§ **Exercise**: Copy each line exactly. Drop every picture.

§ **Raw data**:
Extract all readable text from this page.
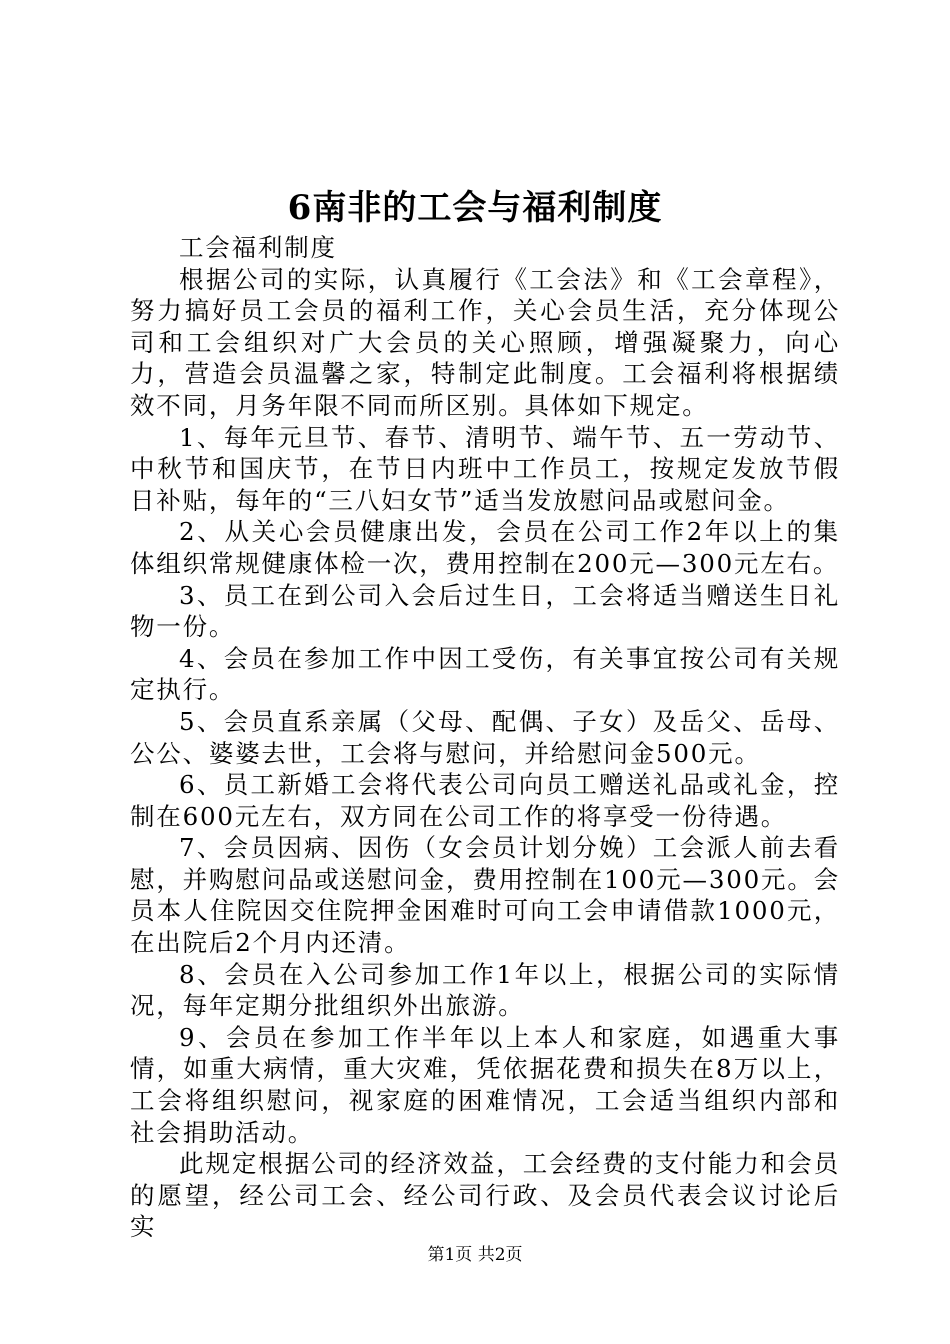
6南非的工会与福利制度

工会福利制度

根据公司的实际，认真履行《工会法》和《工会章程》，努力搞好员工会员的福利工作，关心会员生活，充分体现公司和工会组织对广大会员的关心照顾，增强凝聚力，向心力，营造会员温馨之家，特制定此制度。工会福利将根据绩效不同，月务年限不同而所区别。具体如下规定。

1、每年元旦节、春节、清明节、端午节、五一劳动节、中秋节和国庆节，在节日内班中工作员工，按规定发放节假日补贴，每年的“三八妇女节”适当发放慰问品或慰问金。

2、从关心会员健康出发，会员在公司工作2年以上的集体组织常规健康体检一次，费用控制在200元—300元左右。

3、员工在到公司入会后过生日，工会将适当赠送生日礼物一份。

4、会员在参加工作中因工受伤，有关事宜按公司有关规定执行。

5、会员直系亲属（父母、配偶、子女）及岳父、岳母、公公、婆婆去世，工会将与慰问，并给慰问金500元。

6、员工新婚工会将代表公司向员工赠送礼品或礼金，控制在600元左右，双方同在公司工作的将享受一份待遇。

7、会员因病、因伤（女会员计划分娩）工会派人前去看慰，并购慰问品或送慰问金，费用控制在100元—300元。会员本人住院因交住院押金困难时可向工会申请借款1000元，在出院后2个月内还清。

8、会员在入公司参加工作1年以上，根据公司的实际情况，每年定期分批组织外出旅游。

9、会员在参加工作半年以上本人和家庭，如遇重大事情，如重大病情，重大灾难，凭依据花费和损失在8万以上，工会将组织慰问，视家庭的困难情况，工会适当组织内部和社会捐助活动。

此规定根据公司的经济效益，工会经费的支付能力和会员的愿望，经公司工会、经公司行政、及会员代表会议讨论后实

第1页 共2页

§ **Solution for this problem**:
Extract all readable text from this page.
6南非的工会与福利制度

工会福利制度

根据公司的实际，认真履行《工会法》和《工会章程》，努力搞好员工会员的福利工作，关心会员生活，充分体现公司和工会组织对广大会员的关心照顾，增强凝聚力，向心力，营造会员温馨之家，特制定此制度。工会福利将根据绩效不同，月务年限不同而所区别。具体如下规定。

1、每年元旦节、春节、清明节、端午节、五一劳动节、中秋节和国庆节，在节日内班中工作员工，按规定发放节假日补贴，每年的“三八妇女节”适当发放慰问品或慰问金。

2、从关心会员健康出发，会员在公司工作2年以上的集体组织常规健康体检一次，费用控制在200元—300元左右。

3、员工在到公司入会后过生日，工会将适当赠送生日礼物一份。

4、会员在参加工作中因工受伤，有关事宜按公司有关规定执行。

5、会员直系亲属（父母、配偶、子女）及岳父、岳母、公公、婆婆去世，工会将与慰问，并给慰问金500元。

6、员工新婚工会将代表公司向员工赠送礼品或礼金，控制在600元左右，双方同在公司工作的将享受一份待遇。

7、会员因病、因伤（女会员计划分娩）工会派人前去看慰，并购慰问品或送慰问金，费用控制在100元—300元。会员本人住院因交住院押金困难时可向工会申请借款1000元，在出院后2个月内还清。

8、会员在入公司参加工作1年以上，根据公司的实际情况，每年定期分批组织外出旅游。

9、会员在参加工作半年以上本人和家庭，如遇重大事情，如重大病情，重大灾难，凭依据花费和损失在8万以上，工会将组织慰问，视家庭的困难情况，工会适当组织内部和社会捐助活动。

此规定根据公司的经济效益，工会经费的支付能力和会员的愿望，经公司工会、经公司行政、及会员代表会议讨论后实

第1页 共2页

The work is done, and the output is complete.